[Begin Records provided]

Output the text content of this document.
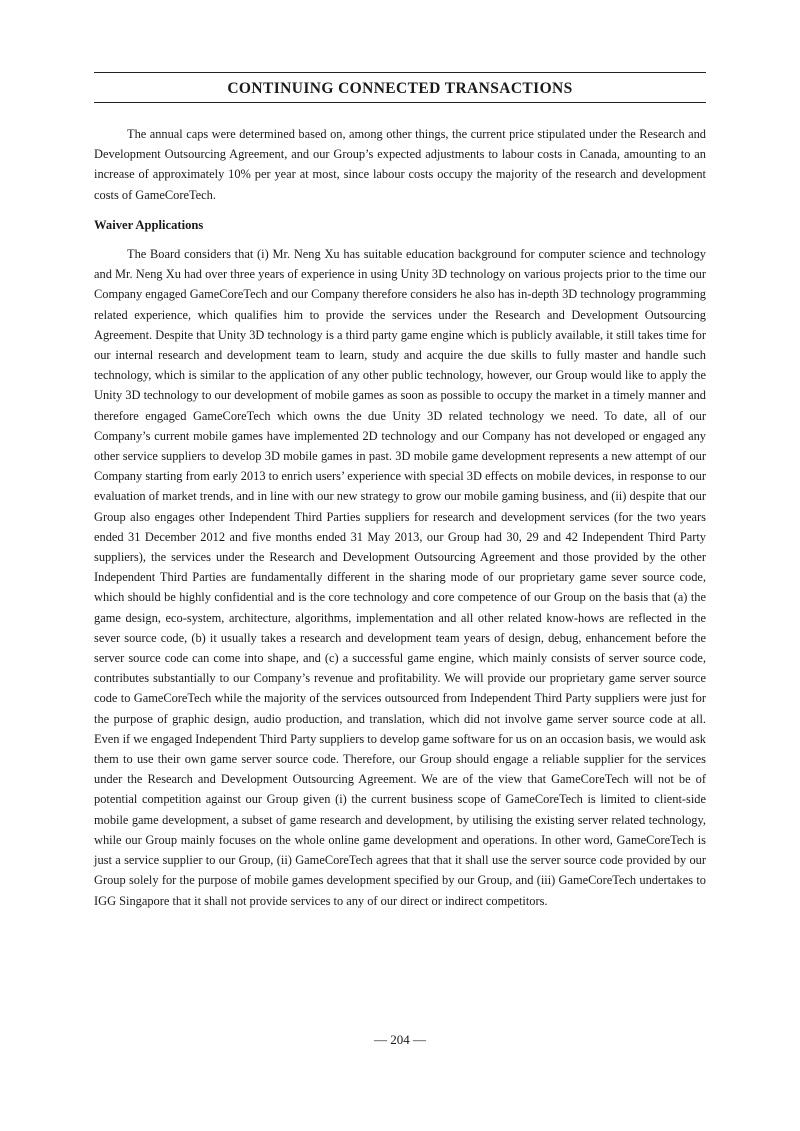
CONTINUING CONNECTED TRANSACTIONS

The annual caps were determined based on, among other things, the current price stipulated under the Research and Development Outsourcing Agreement, and our Group’s expected adjustments to labour costs in Canada, amounting to an increase of approximately 10% per year at most, since labour costs occupy the majority of the research and development costs of GameCoreTech.

Waiver Applications

The Board considers that (i) Mr. Neng Xu has suitable education background for computer science and technology and Mr. Neng Xu had over three years of experience in using Unity 3D technology on various projects prior to the time our Company engaged GameCoreTech and our Company therefore considers he also has in-depth 3D technology programming related experience, which qualifies him to provide the services under the Research and Development Outsourcing Agreement. Despite that Unity 3D technology is a third party game engine which is publicly available, it still takes time for our internal research and development team to learn, study and acquire the due skills to fully master and handle such technology, which is similar to the application of any other public technology, however, our Group would like to apply the Unity 3D technology to our development of mobile games as soon as possible to occupy the market in a timely manner and therefore engaged GameCoreTech which owns the due Unity 3D related technology we need. To date, all of our Company’s current mobile games have implemented 2D technology and our Company has not developed or engaged any other service suppliers to develop 3D mobile games in past. 3D mobile game development represents a new attempt of our Company starting from early 2013 to enrich users’ experience with special 3D effects on mobile devices, in response to our evaluation of market trends, and in line with our new strategy to grow our mobile gaming business, and (ii) despite that our Group also engages other Independent Third Parties suppliers for research and development services (for the two years ended 31 December 2012 and five months ended 31 May 2013, our Group had 30, 29 and 42 Independent Third Party suppliers), the services under the Research and Development Outsourcing Agreement and those provided by the other Independent Third Parties are fundamentally different in the sharing mode of our proprietary game sever source code, which should be highly confidential and is the core technology and core competence of our Group on the basis that (a) the game design, eco-system, architecture, algorithms, implementation and all other related know-hows are reflected in the sever source code, (b) it usually takes a research and development team years of design, debug, enhancement before the server source code can come into shape, and (c) a successful game engine, which mainly consists of server source code, contributes substantially to our Company’s revenue and profitability. We will provide our proprietary game server source code to GameCoreTech while the majority of the services outsourced from Independent Third Party suppliers were just for the purpose of graphic design, audio production, and translation, which did not involve game server source code at all. Even if we engaged Independent Third Party suppliers to develop game software for us on an occasion basis, we would ask them to use their own game server source code. Therefore, our Group should engage a reliable supplier for the services under the Research and Development Outsourcing Agreement. We are of the view that GameCoreTech will not be of potential competition against our Group given (i) the current business scope of GameCoreTech is limited to client-side mobile game development, a subset of game research and development, by utilising the existing server related technology, while our Group mainly focuses on the whole online game development and operations. In other word, GameCoreTech is just a service supplier to our Group, (ii) GameCoreTech agrees that that it shall use the server source code provided by our Group solely for the purpose of mobile games development specified by our Group, and (iii) GameCoreTech undertakes to IGG Singapore that it shall not provide services to any of our direct or indirect competitors.

— 204 —
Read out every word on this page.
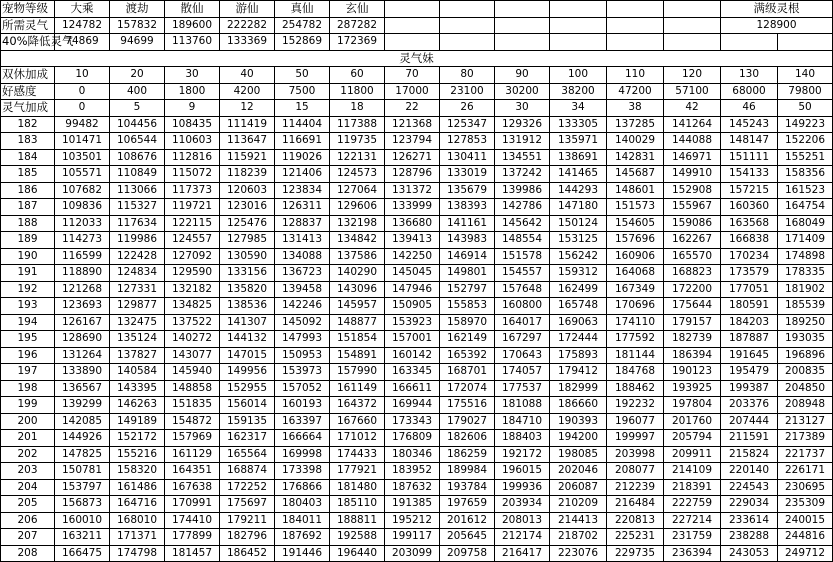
宠物等级	大乘	渡劫	散仙	游仙	真仙	玄仙							满级灵根	
所需灵气	124782	157832	189600	222282	254782	287282							128900	
40%降低灵气	74869	94699	113760	133369	152869	172369								
灵气妹														
双休加成	10	20	30	40	50	60	70	80	90	100	110	120	130	140
好感度	0	400	1800	4200	7500	11800	17000	23100	30200	38200	47200	57100	68000	79800
灵气加成	0	5	9	12	15	18	22	26	30	34	38	42	46	50
182	99482	104456	108435	111419	114404	117388	121368	125347	129326	133305	137285	141264	145243	149223
183	101471	106544	110603	113647	116691	119735	123794	127853	131912	135971	140029	144088	148147	152206
184	103501	108676	112816	115921	119026	122131	126271	130411	134551	138691	142831	146971	151111	155251
185	105571	110849	115072	118239	121406	124573	128796	133019	137242	141465	145687	149910	154133	158356
186	107682	113066	117373	120603	123834	127064	131372	135679	139986	144293	148601	152908	157215	161523
187	109836	115327	119721	123016	126311	129606	133999	138393	142786	147180	151573	155967	160360	164754
188	112033	117634	122115	125476	128837	132198	136680	141161	145642	150124	154605	159086	163568	168049
189	114273	119986	124557	127985	131413	134842	139413	143983	148554	153125	157696	162267	166838	171409
190	116599	122428	127092	130590	134088	137586	142250	146914	151578	156242	160906	165570	170234	174898
191	118890	124834	129590	133156	136723	140290	145045	149801	154557	159312	164068	168823	173579	178335
192	121268	127331	132182	135820	139458	143096	147946	152797	157648	162499	167349	172200	177051	181902
193	123693	129877	134825	138536	142246	145957	150905	155853	160800	165748	170696	175644	180591	185539
194	126167	132475	137522	141307	145092	148877	153923	158970	164017	169063	174110	179157	184203	189250
195	128690	135124	140272	144132	147993	151854	157001	162149	167297	172444	177592	182739	187887	193035
196	131264	137827	143077	147015	150953	154891	160142	165392	170643	175893	181144	186394	191645	196896
197	133890	140584	145940	149956	153973	157990	163345	168701	174057	179412	184768	190123	195479	200835
198	136567	143395	148858	152955	157052	161149	166611	172074	177537	182999	188462	193925	199387	204850
199	139299	146263	151835	156014	160193	164372	169944	175516	181088	186660	192232	197804	203376	208948
200	142085	149189	154872	159135	163397	167660	173343	179027	184710	190393	196077	201760	207444	213127
201	144926	152172	157969	162317	166664	171012	176809	182606	188403	194200	199997	205794	211591	217389
202	147825	155216	161129	165564	169998	174433	180346	186259	192172	198085	203998	209911	215824	221737
203	150781	158320	164351	168874	173398	177921	183952	189984	196015	202046	208077	214109	220140	226171
204	153797	161486	167638	172252	176866	181480	187632	193784	199936	206087	212239	218391	224543	230695
205	156873	164716	170991	175697	180403	185110	191385	197659	203934	210209	216484	222759	229034	235309
206	160010	168010	174410	179211	184011	188811	195212	201612	208013	214413	220813	227214	233614	240015
207	163211	171371	177899	182796	187692	192588	199117	205645	212174	218702	225231	231759	238288	244816
208	166475	174798	181457	186452	191446	196440	203099	209758	216417	223076	229735	236394	243053	249712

[End Records provided]

## The exercise
Copy everything in the records above except the pictures, exactly as written.

## Complete answer
Output the text content of this document.
CONTINUING CONNECTED TRANSACTIONS

The annual caps were determined based on, among other things, the current price stipulated under the Research and Development Outsourcing Agreement, and our Group’s expected adjustments to labour costs in Canada, amounting to an increase of approximately 10% per year at most, since labour costs occupy the majority of the research and development costs of GameCoreTech.

Waiver Applications

The Board considers that (i) Mr. Neng Xu has suitable education background for computer science and technology and Mr. Neng Xu had over three years of experience in using Unity 3D technology on various projects prior to the time our Company engaged GameCoreTech and our Company therefore considers he also has in-depth 3D technology programming related experience, which qualifies him to provide the services under the Research and Development Outsourcing Agreement. Despite that Unity 3D technology is a third party game engine which is publicly available, it still takes time for our internal research and development team to learn, study and acquire the due skills to fully master and handle such technology, which is similar to the application of any other public technology, however, our Group would like to apply the Unity 3D technology to our development of mobile games as soon as possible to occupy the market in a timely manner and therefore engaged GameCoreTech which owns the due Unity 3D related technology we need. To date, all of our Company’s current mobile games have implemented 2D technology and our Company has not developed or engaged any other service suppliers to develop 3D mobile games in past. 3D mobile game development represents a new attempt of our Company starting from early 2013 to enrich users’ experience with special 3D effects on mobile devices, in response to our evaluation of market trends, and in line with our new strategy to grow our mobile gaming business, and (ii) despite that our Group also engages other Independent Third Parties suppliers for research and development services (for the two years ended 31 December 2012 and five months ended 31 May 2013, our Group had 30, 29 and 42 Independent Third Party suppliers), the services under the Research and Development Outsourcing Agreement and those provided by the other Independent Third Parties are fundamentally different in the sharing mode of our proprietary game sever source code, which should be highly confidential and is the core technology and core competence of our Group on the basis that (a) the game design, eco-system, architecture, algorithms, implementation and all other related know-hows are reflected in the sever source code, (b) it usually takes a research and development team years of design, debug, enhancement before the server source code can come into shape, and (c) a successful game engine, which mainly consists of server source code, contributes substantially to our Company’s revenue and profitability. We will provide our proprietary game server source code to GameCoreTech while the majority of the services outsourced from Independent Third Party suppliers were just for the purpose of graphic design, audio production, and translation, which did not involve game server source code at all. Even if we engaged Independent Third Party suppliers to develop game software for us on an occasion basis, we would ask them to use their own game server source code. Therefore, our Group should engage a reliable supplier for the services under the Research and Development Outsourcing Agreement. We are of the view that GameCoreTech will not be of potential competition against our Group given (i) the current business scope of GameCoreTech is limited to client-side mobile game development, a subset of game research and development, by utilising the existing server related technology, while our Group mainly focuses on the whole online game development and operations. In other word, GameCoreTech is just a service supplier to our Group, (ii) GameCoreTech agrees that that it shall use the server source code provided by our Group solely for the purpose of mobile games development specified by our Group, and (iii) GameCoreTech undertakes to IGG Singapore that it shall not provide services to any of our direct or indirect competitors.

— 204 —
Read out every word on this page.
宠物等级	大乘	渡劫	散仙	游仙	真仙	玄仙							满级灵根	
所需灵气	124782	157832	189600	222282	254782	287282							128900	
40%降低灵气	74869	94699	113760	133369	152869	172369								
灵气妹														
双休加成	10	20	30	40	50	60	70	80	90	100	110	120	130	140
好感度	0	400	1800	4200	7500	11800	17000	23100	30200	38200	47200	57100	68000	79800
灵气加成	0	5	9	12	15	18	22	26	30	34	38	42	46	50
182	99482	104456	108435	111419	114404	117388	121368	125347	129326	133305	137285	141264	145243	149223
183	101471	106544	110603	113647	116691	119735	123794	127853	131912	135971	140029	144088	148147	152206
184	103501	108676	112816	115921	119026	122131	126271	130411	134551	138691	142831	146971	151111	155251
185	105571	110849	115072	118239	121406	124573	128796	133019	137242	141465	145687	149910	154133	158356
186	107682	113066	117373	120603	123834	127064	131372	135679	139986	144293	148601	152908	157215	161523
187	109836	115327	119721	123016	126311	129606	133999	138393	142786	147180	151573	155967	160360	164754
188	112033	117634	122115	125476	128837	132198	136680	141161	145642	150124	154605	159086	163568	168049
189	114273	119986	124557	127985	131413	134842	139413	143983	148554	153125	157696	162267	166838	171409
190	116599	122428	127092	130590	134088	137586	142250	146914	151578	156242	160906	165570	170234	174898
191	118890	124834	129590	133156	136723	140290	145045	149801	154557	159312	164068	168823	173579	178335
192	121268	127331	132182	135820	139458	143096	147946	152797	157648	162499	167349	172200	177051	181902
193	123693	129877	134825	138536	142246	145957	150905	155853	160800	165748	170696	175644	180591	185539
194	126167	132475	137522	141307	145092	148877	153923	158970	164017	169063	174110	179157	184203	189250
195	128690	135124	140272	144132	147993	151854	157001	162149	167297	172444	177592	182739	187887	193035
196	131264	137827	143077	147015	150953	154891	160142	165392	170643	175893	181144	186394	191645	196896
197	133890	140584	145940	149956	153973	157990	163345	168701	174057	179412	184768	190123	195479	200835
198	136567	143395	148858	152955	157052	161149	166611	172074	177537	182999	188462	193925	199387	204850
199	139299	146263	151835	156014	160193	164372	169944	175516	181088	186660	192232	197804	203376	208948
200	142085	149189	154872	159135	163397	167660	173343	179027	184710	190393	196077	201760	207444	213127
201	144926	152172	157969	162317	166664	171012	176809	182606	188403	194200	199997	205794	211591	217389
202	147825	155216	161129	165564	169998	174433	180346	186259	192172	198085	203998	209911	215824	221737
203	150781	158320	164351	168874	173398	177921	183952	189984	196015	202046	208077	214109	220140	226171
204	153797	161486	167638	172252	176866	181480	187632	193784	199936	206087	212239	218391	224543	230695
205	156873	164716	170991	175697	180403	185110	191385	197659	203934	210209	216484	222759	229034	235309
206	160010	168010	174410	179211	184011	188811	195212	201612	208013	214413	220813	227214	233614	240015
207	163211	171371	177899	182796	187692	192588	199117	205645	212174	218702	225231	231759	238288	244816
208	166475	174798	181457	186452	191446	196440	203099	209758	216417	223076	229735	236394	243053	249712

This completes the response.